> **OBJECTIVES**
A - Print a passage from the activity-classification notebook verbatim, beginning at the words "X_test_z_raw = np.loadtxt('Xz_test.txt')" and stopping after "X_train_x_raw shape : (7352, 128)".
B - According to the activity-classification notebook, why does each sample hold 128 readings per axis? Answer in one to three sentences.

START DOCUMENT

In this notebook we show how to build a Convolutional Neural Network (CNN) with TensorFlow to classify time series. The task here is to classify 6 different types of activities (walking, walking upstairs, walking downstairs, sitting, standing, laying) based on x, y and z accelerometer signals.

## Imports

In [3]:
import os
import numpy as np
import tensorflow as tf
from sklearn.metrics import confusion_matrix, classification_report
from sklearn import preprocessing
import matplotlib.pylab as plt
%matplotlib

Using matplotlib backend: MacOSX


## Loading data

 We first load the raw accelerometer signals (x, y and z axis). Each sample from the data set is a 2.56s window of an activity being performed recorded at a 50Hz rate which make 128 readings per sample, per axis.

In [24]:
os.chdir('../data')
# Raw signals
# X axis
X_train_x_raw = np.loadtxt('X_train.txt')
X_test_x_raw = np.loadtxt('X_test.txt')
# Y axis
X_train_y_raw = np.loadtxt('Xy_train.txt')
X_test_y_raw = np.loadtxt('Xy_test.txt')
# Z axis
X_train_z_raw = np.loadtxt('Xz_train.txt')
X_test_z_raw = np.loadtxt('Xz_test.txt')

print("X_train_x_raw shape : {}".format(X_train_x_raw.shape))
print("X_test_x_raw shape : {}".format(X_test_x_raw.shape))
print("X_train_y_raw shape : {}".format(X_train_y_raw.shape))
print("X_test_y_raw shape : {}".format(X_test_y_raw.shape))
print("X_train_z_raw shape : {}".format(X_train_z_raw.shape))
print("X_test_z_raw shape : {}".format(X_test_z_raw.shape))

X_train_x_raw shape : (7352, 128)
X_test_x_raw shape : (2947, 128)
X_train_y_raw shape : (7352, 128)
X_test_y_raw shape : (2947, 128)
X_train_z_raw shape : (7352, 128)
X_test_z_raw shape : (2947, 128)


We normalize the signals (standard score normalization i.e. for each signal we substract its mean and divide it by its standard deviation).

In [5]:
def standard_score_normalization(x):
    x_m = np.mean(x, axis=1).reshape(-1,1)
    x_std = np.std(x, axis=1).reshape(-1,1)
    return (x - x_m)/x_std

In [6]:
# Scaling raw signals: Standard Score 
X_train_x_raw = standard_score_normalization(X_train_x_raw)
X_test_x_raw = standard_score_normalization(X_test_x_raw)

X_train_y_raw = standard_score_normalization(X_train_y_raw)
X_test_y_raw = standard_score_normalization(X_test_y_raw)

X_train_z_raw = standard_score_normalization(X_train_z_raw)
X_test_z_raw = standard_score_normalization(X_test_z_raw)

  Now we are going to build/reshape our training and test sets. We want each sample of the training/test set to have the following shape (number of samples, time serie height, time serie length, number of channels) with:
  - number of samples: the number of samples in the training or test set.
  - time serie height: the "height" just like the height of an image except that as we are considering 1D data, our "height" will be set to 1.

END DOCUMENT
START EXCERPTED RECORDS

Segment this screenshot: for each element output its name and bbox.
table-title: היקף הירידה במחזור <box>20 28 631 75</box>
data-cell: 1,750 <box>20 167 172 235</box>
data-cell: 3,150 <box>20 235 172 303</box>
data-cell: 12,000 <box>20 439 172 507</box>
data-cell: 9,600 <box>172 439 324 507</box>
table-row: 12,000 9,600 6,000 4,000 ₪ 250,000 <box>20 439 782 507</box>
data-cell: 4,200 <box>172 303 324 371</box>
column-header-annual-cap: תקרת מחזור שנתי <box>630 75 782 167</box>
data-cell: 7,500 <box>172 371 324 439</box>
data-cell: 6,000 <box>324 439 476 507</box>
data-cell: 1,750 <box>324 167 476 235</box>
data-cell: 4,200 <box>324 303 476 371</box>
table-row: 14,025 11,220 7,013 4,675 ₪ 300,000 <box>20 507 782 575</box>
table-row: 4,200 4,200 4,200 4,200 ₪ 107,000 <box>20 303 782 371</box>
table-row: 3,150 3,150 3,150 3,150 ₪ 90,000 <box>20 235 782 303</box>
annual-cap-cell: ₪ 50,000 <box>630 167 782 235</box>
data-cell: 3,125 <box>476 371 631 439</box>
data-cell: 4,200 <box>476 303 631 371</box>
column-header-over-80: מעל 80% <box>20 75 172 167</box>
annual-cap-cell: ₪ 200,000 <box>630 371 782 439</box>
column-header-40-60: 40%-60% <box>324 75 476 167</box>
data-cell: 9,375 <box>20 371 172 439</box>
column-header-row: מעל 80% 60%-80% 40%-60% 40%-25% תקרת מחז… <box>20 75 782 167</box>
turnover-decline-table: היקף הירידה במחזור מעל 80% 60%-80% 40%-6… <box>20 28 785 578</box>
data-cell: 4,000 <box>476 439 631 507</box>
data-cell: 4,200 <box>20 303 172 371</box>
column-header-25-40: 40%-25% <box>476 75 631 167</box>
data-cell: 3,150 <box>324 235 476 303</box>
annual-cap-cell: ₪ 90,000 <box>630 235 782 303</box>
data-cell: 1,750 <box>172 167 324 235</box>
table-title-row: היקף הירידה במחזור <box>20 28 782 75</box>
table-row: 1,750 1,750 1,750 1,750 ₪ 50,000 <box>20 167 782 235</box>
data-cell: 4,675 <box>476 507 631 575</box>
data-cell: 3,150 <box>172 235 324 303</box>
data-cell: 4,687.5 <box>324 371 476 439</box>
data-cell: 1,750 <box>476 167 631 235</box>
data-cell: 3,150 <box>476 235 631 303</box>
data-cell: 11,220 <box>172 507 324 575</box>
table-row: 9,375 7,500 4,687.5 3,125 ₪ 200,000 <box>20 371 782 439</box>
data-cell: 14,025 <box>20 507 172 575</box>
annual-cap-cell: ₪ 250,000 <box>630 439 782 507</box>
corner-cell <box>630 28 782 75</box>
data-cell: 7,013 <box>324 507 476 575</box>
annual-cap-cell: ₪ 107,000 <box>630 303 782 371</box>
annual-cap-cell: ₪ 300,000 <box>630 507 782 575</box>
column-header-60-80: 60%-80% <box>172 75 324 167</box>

END EXCERPTED RECORDS

> **RESPONSES IN ORDER**
A -
X_test_z_raw = np.loadtxt('Xz_test.txt')

print("X_train_x_raw shape : {}".format(X_train_x_raw.shape))
print("X_test_x_raw shape : {}".format(X_test_x_raw.shape))
print("X_train_y_raw shape : {}".format(X_train_y_raw.shape))
print("X_test_y_raw shape : {}".format(X_test_y_raw.shape))
print("X_train_z_raw shape : {}".format(X_train_z_raw.shape))
print("X_test_z_raw shape : {}".format(X_test_z_raw.shape))

X_train_x_raw shape : (7352, 128)

B - Each sample is a 2.56-second window of an activity recorded at a 50Hz rate. That window length and rate make 128 readings per sample for each axis.